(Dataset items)
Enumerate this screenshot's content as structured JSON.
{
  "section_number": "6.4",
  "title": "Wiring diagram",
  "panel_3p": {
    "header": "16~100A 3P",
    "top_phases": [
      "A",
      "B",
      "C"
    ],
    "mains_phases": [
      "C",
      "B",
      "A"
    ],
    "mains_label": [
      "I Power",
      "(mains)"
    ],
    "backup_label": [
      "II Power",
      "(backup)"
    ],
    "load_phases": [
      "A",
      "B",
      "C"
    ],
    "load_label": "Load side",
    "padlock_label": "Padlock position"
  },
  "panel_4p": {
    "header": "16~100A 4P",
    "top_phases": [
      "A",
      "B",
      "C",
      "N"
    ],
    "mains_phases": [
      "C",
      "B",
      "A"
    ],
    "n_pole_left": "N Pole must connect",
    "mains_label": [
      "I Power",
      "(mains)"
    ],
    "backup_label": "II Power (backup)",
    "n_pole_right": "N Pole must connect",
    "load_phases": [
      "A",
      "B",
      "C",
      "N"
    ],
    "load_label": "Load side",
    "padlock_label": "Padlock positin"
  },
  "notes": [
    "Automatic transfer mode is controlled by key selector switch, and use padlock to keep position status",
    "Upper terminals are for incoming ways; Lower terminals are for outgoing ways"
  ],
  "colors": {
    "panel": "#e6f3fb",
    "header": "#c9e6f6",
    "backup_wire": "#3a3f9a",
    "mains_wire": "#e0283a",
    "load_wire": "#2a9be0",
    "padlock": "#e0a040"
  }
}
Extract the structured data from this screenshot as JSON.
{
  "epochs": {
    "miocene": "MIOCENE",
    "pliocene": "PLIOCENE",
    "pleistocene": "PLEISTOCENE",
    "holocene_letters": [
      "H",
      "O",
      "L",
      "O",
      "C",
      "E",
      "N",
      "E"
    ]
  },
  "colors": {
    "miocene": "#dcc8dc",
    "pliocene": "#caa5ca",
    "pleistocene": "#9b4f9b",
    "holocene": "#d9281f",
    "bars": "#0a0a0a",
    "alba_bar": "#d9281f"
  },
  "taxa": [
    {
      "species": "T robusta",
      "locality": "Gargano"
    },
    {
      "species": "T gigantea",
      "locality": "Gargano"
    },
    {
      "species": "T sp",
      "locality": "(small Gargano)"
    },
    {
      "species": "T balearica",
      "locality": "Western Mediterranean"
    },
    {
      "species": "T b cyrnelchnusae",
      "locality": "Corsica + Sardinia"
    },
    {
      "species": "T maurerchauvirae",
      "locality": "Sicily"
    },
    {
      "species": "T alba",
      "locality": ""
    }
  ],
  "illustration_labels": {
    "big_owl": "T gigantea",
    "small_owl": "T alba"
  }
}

WRITTEN TASK
Return all of the data word for word.

ANSWER TO THE EXERCISE
Enumerate this screenshot's content as structured JSON.
{
  "section_number": "6.4",
  "title": "Wiring diagram",
  "panel_3p": {
    "header": "16~100A 3P",
    "top_phases": [
      "A",
      "B",
      "C"
    ],
    "mains_phases": [
      "C",
      "B",
      "A"
    ],
    "mains_label": [
      "I Power",
      "(mains)"
    ],
    "backup_label": [
      "II Power",
      "(backup)"
    ],
    "load_phases": [
      "A",
      "B",
      "C"
    ],
    "load_label": "Load side",
    "padlock_label": "Padlock position"
  },
  "panel_4p": {
    "header": "16~100A 4P",
    "top_phases": [
      "A",
      "B",
      "C",
      "N"
    ],
    "mains_phases": [
      "C",
      "B",
      "A"
    ],
    "n_pole_left": "N Pole must connect",
    "mains_label": [
      "I Power",
      "(mains)"
    ],
    "backup_label": "II Power (backup)",
    "n_pole_right": "N Pole must connect",
    "load_phases": [
      "A",
      "B",
      "C",
      "N"
    ],
    "load_label": "Load side",
    "padlock_label": "Padlock positin"
  },
  "notes": [
    "Automatic transfer mode is controlled by key selector switch, and use padlock to keep position status",
    "Upper terminals are for incoming ways; Lower terminals are for outgoing ways"
  ],
  "colors": {
    "panel": "#e6f3fb",
    "header": "#c9e6f6",
    "backup_wire": "#3a3f9a",
    "mains_wire": "#e0283a",
    "load_wire": "#2a9be0",
    "padlock": "#e0a040"
  }
}
Extract the structured data from this screenshot as JSON.
{
  "epochs": {
    "miocene": "MIOCENE",
    "pliocene": "PLIOCENE",
    "pleistocene": "PLEISTOCENE",
    "holocene_letters": [
      "H",
      "O",
      "L",
      "O",
      "C",
      "E",
      "N",
      "E"
    ]
  },
  "colors": {
    "miocene": "#dcc8dc",
    "pliocene": "#caa5ca",
    "pleistocene": "#9b4f9b",
    "holocene": "#d9281f",
    "bars": "#0a0a0a",
    "alba_bar": "#d9281f"
  },
  "taxa": [
    {
      "species": "T robusta",
      "locality": "Gargano"
    },
    {
      "species": "T gigantea",
      "locality": "Gargano"
    },
    {
      "species": "T sp",
      "locality": "(small Gargano)"
    },
    {
      "species": "T balearica",
      "locality": "Western Mediterranean"
    },
    {
      "species": "T b cyrnelchnusae",
      "locality": "Corsica + Sardinia"
    },
    {
      "species": "T maurerchauvirae",
      "locality": "Sicily"
    },
    {
      "species": "T alba",
      "locality": ""
    }
  ],
  "illustration_labels": {
    "big_owl": "T gigantea",
    "small_owl": "T alba"
  }
}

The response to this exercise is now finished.